• [Your task]: Below are entries. Pull out all lines containing "вопроса".

>> Begin Supplied material

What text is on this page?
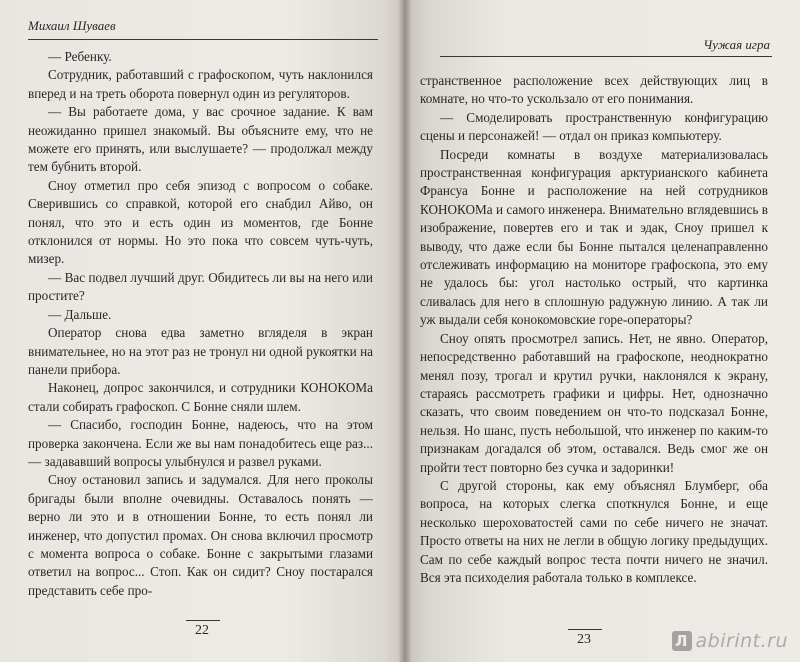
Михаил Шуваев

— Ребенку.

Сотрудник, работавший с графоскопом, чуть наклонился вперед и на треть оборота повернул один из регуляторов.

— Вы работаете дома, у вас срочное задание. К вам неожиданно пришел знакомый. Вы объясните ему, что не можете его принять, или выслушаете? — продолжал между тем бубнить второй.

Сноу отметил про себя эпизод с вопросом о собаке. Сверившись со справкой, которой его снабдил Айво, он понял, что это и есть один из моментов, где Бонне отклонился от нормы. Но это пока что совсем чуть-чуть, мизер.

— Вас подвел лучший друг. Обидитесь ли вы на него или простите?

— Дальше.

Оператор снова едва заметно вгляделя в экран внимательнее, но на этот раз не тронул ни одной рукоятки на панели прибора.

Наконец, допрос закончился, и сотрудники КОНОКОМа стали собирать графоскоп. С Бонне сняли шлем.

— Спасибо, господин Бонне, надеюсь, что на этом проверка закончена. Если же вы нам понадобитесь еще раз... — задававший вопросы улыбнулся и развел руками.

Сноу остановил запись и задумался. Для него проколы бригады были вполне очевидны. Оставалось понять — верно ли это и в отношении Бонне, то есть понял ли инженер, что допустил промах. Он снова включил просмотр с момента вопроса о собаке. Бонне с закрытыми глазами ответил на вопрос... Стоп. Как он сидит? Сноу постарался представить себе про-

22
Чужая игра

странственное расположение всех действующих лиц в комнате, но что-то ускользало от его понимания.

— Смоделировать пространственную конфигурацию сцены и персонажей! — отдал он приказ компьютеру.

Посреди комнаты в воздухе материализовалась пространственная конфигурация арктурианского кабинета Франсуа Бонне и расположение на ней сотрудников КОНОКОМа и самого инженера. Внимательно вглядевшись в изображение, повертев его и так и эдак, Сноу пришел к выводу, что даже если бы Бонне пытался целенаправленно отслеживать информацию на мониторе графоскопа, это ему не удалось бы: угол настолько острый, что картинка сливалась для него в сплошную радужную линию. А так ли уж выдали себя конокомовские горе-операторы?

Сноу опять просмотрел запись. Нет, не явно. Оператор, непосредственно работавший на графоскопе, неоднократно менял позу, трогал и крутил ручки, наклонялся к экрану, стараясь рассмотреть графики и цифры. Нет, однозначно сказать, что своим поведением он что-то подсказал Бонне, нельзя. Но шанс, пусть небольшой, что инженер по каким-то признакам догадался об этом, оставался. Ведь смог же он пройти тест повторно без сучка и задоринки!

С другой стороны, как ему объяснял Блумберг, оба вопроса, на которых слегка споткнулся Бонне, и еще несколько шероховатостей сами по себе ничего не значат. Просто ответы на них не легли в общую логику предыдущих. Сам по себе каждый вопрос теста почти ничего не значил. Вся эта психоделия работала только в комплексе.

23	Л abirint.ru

>> End Supplied material
>> Begin Supplied material

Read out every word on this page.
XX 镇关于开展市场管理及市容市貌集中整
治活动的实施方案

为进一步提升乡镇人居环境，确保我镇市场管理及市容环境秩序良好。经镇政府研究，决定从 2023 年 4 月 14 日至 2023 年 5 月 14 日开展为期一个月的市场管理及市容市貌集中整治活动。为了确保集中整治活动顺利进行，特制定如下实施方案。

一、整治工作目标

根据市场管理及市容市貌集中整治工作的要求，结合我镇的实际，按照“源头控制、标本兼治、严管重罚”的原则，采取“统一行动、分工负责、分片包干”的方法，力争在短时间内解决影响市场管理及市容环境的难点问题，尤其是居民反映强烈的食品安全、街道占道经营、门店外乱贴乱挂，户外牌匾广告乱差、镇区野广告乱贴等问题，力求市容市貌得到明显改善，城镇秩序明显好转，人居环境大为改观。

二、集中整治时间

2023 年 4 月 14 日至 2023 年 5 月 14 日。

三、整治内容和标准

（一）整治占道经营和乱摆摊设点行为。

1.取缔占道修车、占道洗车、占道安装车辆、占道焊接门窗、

>> End Supplied material

• [Answer below]:
Сноу остановил запись и задумался. Для него проколы бригады были вполне очевидны. Оставалось понять — верно ли это и в отношении Бонне, то есть понял ли инженер, что допустил промах. Он снова включил просмотр с момента вопроса о собаке. Бонне с закрытыми глазами ответил на вопрос... Стоп. Как он сидит? Сноу постарался представить себе про-
С другой стороны, как ему объяснял Блумберг, оба вопроса, на которых слегка споткнулся Бонне, и еще несколько шероховатостей сами по себе ничего не значат. Просто ответы на них не легли в общую логику предыдущих. Сам по себе каждый вопрос теста почти ничего не значил. Вся эта психоделия работала только в комплексе.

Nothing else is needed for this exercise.